WHAT TO WORK ON: Reproduce all the entries exactly and keep the pictures out.

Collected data
_ _ _ _ _ _ _

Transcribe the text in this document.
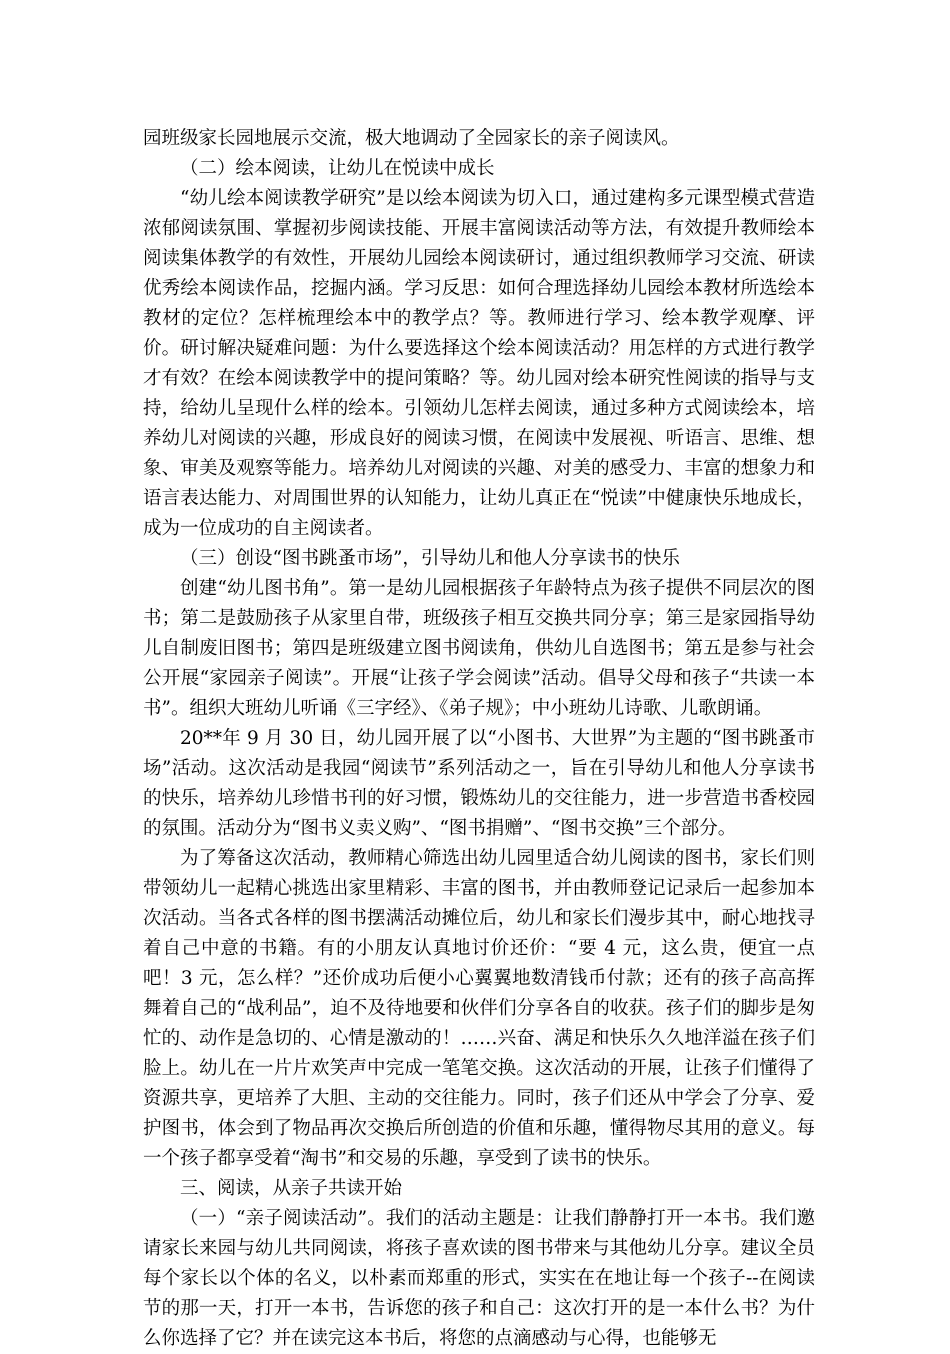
园班级家长园地展示交流，极大地调动了全园家长的亲子阅读风。

（二）绘本阅读，让幼儿在悦读中成长

“幼儿绘本阅读教学研究”是以绘本阅读为切入口，通过建构多元课型模式营造浓郁阅读氛围、掌握初步阅读技能、开展丰富阅读活动等方法，有效提升教师绘本阅读集体教学的有效性，开展幼儿园绘本阅读研讨，通过组织教师学习交流、研读优秀绘本阅读作品，挖掘内涵。学习反思：如何合理选择幼儿园绘本教材所选绘本教材的定位？怎样梳理绘本中的教学点？等。教师进行学习、绘本教学观摩、评价。研讨解决疑难问题：为什么要选择这个绘本阅读活动？用怎样的方式进行教学才有效？在绘本阅读教学中的提问策略？等。幼儿园对绘本研究性阅读的指导与支持，给幼儿呈现什么样的绘本。引领幼儿怎样去阅读，通过多种方式阅读绘本，培养幼儿对阅读的兴趣，形成良好的阅读习惯，在阅读中发展视、听语言、思维、想象、审美及观察等能力。培养幼儿对阅读的兴趣、对美的感受力、丰富的想象力和语言表达能力、对周围世界的认知能力，让幼儿真正在“悦读”中健康快乐地成长，成为一位成功的自主阅读者。

（三）创设“图书跳蚤市场”，引导幼儿和他人分享读书的快乐

创建“幼儿图书角”。第一是幼儿园根据孩子年龄特点为孩子提供不同层次的图书；第二是鼓励孩子从家里自带，班级孩子相互交换共同分享；第三是家园指导幼儿自制废旧图书；第四是班级建立图书阅读角，供幼儿自选图书；第五是参与社会公开展“家园亲子阅读”。开展“让孩子学会阅读”活动。倡导父母和孩子“共读一本书”。组织大班幼儿听诵《三字经》、《弟子规》；中小班幼儿诗歌、儿歌朗诵。

20**年 9 月 30 日，幼儿园开展了以“小图书、大世界”为主题的“图书跳蚤市场”活动。这次活动是我园“阅读节”系列活动之一，旨在引导幼儿和他人分享读书的快乐，培养幼儿珍惜书刊的好习惯，锻炼幼儿的交往能力，进一步营造书香校园的氛围。活动分为“图书义卖义购”、“图书捐赠”、“图书交换”三个部分。

为了筹备这次活动，教师精心筛选出幼儿园里适合幼儿阅读的图书，家长们则带领幼儿一起精心挑选出家里精彩、丰富的图书，并由教师登记记录后一起参加本次活动。当各式各样的图书摆满活动摊位后，幼儿和家长们漫步其中，耐心地找寻着自己中意的书籍。有的小朋友认真地讨价还价：“要 4 元，这么贵，便宜一点吧！3 元，怎么样？”还价成功后便小心翼翼地数清钱币付款；还有的孩子高高挥舞着自己的“战利品”，迫不及待地要和伙伴们分享各自的收获。孩子们的脚步是匆忙的、动作是急切的、心情是激动的！……兴奋、满足和快乐久久地洋溢在孩子们脸上。幼儿在一片片欢笑声中完成一笔笔交换。这次活动的开展，让孩子们懂得了资源共享，更培养了大胆、主动的交往能力。同时，孩子们还从中学会了分享、爱护图书，体会到了物品再次交换后所创造的价值和乐趣，懂得物尽其用的意义。每一个孩子都享受着“淘书”和交易的乐趣，享受到了读书的快乐。

三、阅读，从亲子共读开始

（一）“亲子阅读活动”。我们的活动主题是：让我们静静打开一本书。我们邀请家长来园与幼儿共同阅读，将孩子喜欢读的图书带来与其他幼儿分享。建议全员每个家长以个体的名义，以朴素而郑重的形式，实实在在地让每一个孩子--在阅读节的那一天，打开一本书，告诉您的孩子和自己：这次打开的是一本什么书？为什么你选择了它？并在读完这本书后，将您的点滴感动与心得，也能够无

_ _ _ _ _ _ _

FULL OUTPUT:
Transcribe the text in this document.
园班级家长园地展示交流，极大地调动了全园家长的亲子阅读风。

（二）绘本阅读，让幼儿在悦读中成长

“幼儿绘本阅读教学研究”是以绘本阅读为切入口，通过建构多元课型模式营造浓郁阅读氛围、掌握初步阅读技能、开展丰富阅读活动等方法，有效提升教师绘本阅读集体教学的有效性，开展幼儿园绘本阅读研讨，通过组织教师学习交流、研读优秀绘本阅读作品，挖掘内涵。学习反思：如何合理选择幼儿园绘本教材所选绘本教材的定位？怎样梳理绘本中的教学点？等。教师进行学习、绘本教学观摩、评价。研讨解决疑难问题：为什么要选择这个绘本阅读活动？用怎样的方式进行教学才有效？在绘本阅读教学中的提问策略？等。幼儿园对绘本研究性阅读的指导与支持，给幼儿呈现什么样的绘本。引领幼儿怎样去阅读，通过多种方式阅读绘本，培养幼儿对阅读的兴趣，形成良好的阅读习惯，在阅读中发展视、听语言、思维、想象、审美及观察等能力。培养幼儿对阅读的兴趣、对美的感受力、丰富的想象力和语言表达能力、对周围世界的认知能力，让幼儿真正在“悦读”中健康快乐地成长，成为一位成功的自主阅读者。

（三）创设“图书跳蚤市场”，引导幼儿和他人分享读书的快乐

创建“幼儿图书角”。第一是幼儿园根据孩子年龄特点为孩子提供不同层次的图书；第二是鼓励孩子从家里自带，班级孩子相互交换共同分享；第三是家园指导幼儿自制废旧图书；第四是班级建立图书阅读角，供幼儿自选图书；第五是参与社会公开展“家园亲子阅读”。开展“让孩子学会阅读”活动。倡导父母和孩子“共读一本书”。组织大班幼儿听诵《三字经》、《弟子规》；中小班幼儿诗歌、儿歌朗诵。

20**年 9 月 30 日，幼儿园开展了以“小图书、大世界”为主题的“图书跳蚤市场”活动。这次活动是我园“阅读节”系列活动之一，旨在引导幼儿和他人分享读书的快乐，培养幼儿珍惜书刊的好习惯，锻炼幼儿的交往能力，进一步营造书香校园的氛围。活动分为“图书义卖义购”、“图书捐赠”、“图书交换”三个部分。

为了筹备这次活动，教师精心筛选出幼儿园里适合幼儿阅读的图书，家长们则带领幼儿一起精心挑选出家里精彩、丰富的图书，并由教师登记记录后一起参加本次活动。当各式各样的图书摆满活动摊位后，幼儿和家长们漫步其中，耐心地找寻着自己中意的书籍。有的小朋友认真地讨价还价：“要 4 元，这么贵，便宜一点吧！3 元，怎么样？”还价成功后便小心翼翼地数清钱币付款；还有的孩子高高挥舞着自己的“战利品”，迫不及待地要和伙伴们分享各自的收获。孩子们的脚步是匆忙的、动作是急切的、心情是激动的！……兴奋、满足和快乐久久地洋溢在孩子们脸上。幼儿在一片片欢笑声中完成一笔笔交换。这次活动的开展，让孩子们懂得了资源共享，更培养了大胆、主动的交往能力。同时，孩子们还从中学会了分享、爱护图书，体会到了物品再次交换后所创造的价值和乐趣，懂得物尽其用的意义。每一个孩子都享受着“淘书”和交易的乐趣，享受到了读书的快乐。

三、阅读，从亲子共读开始

（一）“亲子阅读活动”。我们的活动主题是：让我们静静打开一本书。我们邀请家长来园与幼儿共同阅读，将孩子喜欢读的图书带来与其他幼儿分享。建议全员每个家长以个体的名义，以朴素而郑重的形式，实实在在地让每一个孩子--在阅读节的那一天，打开一本书，告诉您的孩子和自己：这次打开的是一本什么书？为什么你选择了它？并在读完这本书后，将您的点滴感动与心得，也能够无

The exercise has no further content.